[START Dataset rows]

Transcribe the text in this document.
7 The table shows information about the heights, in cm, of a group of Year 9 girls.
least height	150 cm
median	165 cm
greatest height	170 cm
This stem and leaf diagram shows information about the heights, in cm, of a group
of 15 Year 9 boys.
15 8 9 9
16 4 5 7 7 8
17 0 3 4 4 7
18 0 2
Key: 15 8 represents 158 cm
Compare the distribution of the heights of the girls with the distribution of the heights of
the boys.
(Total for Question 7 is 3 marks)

[END Dataset rows]

*Task prompt*: Reproduce the records in full, exactly as written.

*Task answer*:
Transcribe the text in this document.
7 The table shows information about the heights, in cm, of a group of Year 9 girls.
least height	150 cm
median	165 cm
greatest height	170 cm
This stem and leaf diagram shows information about the heights, in cm, of a group
of 15 Year 9 boys.
15 8 9 9
16 4 5 7 7 8
17 0 3 4 4 7
18 0 2
Key: 15 8 represents 158 cm
Compare the distribution of the heights of the girls with the distribution of the heights of
the boys.
(Total for Question 7 is 3 marks)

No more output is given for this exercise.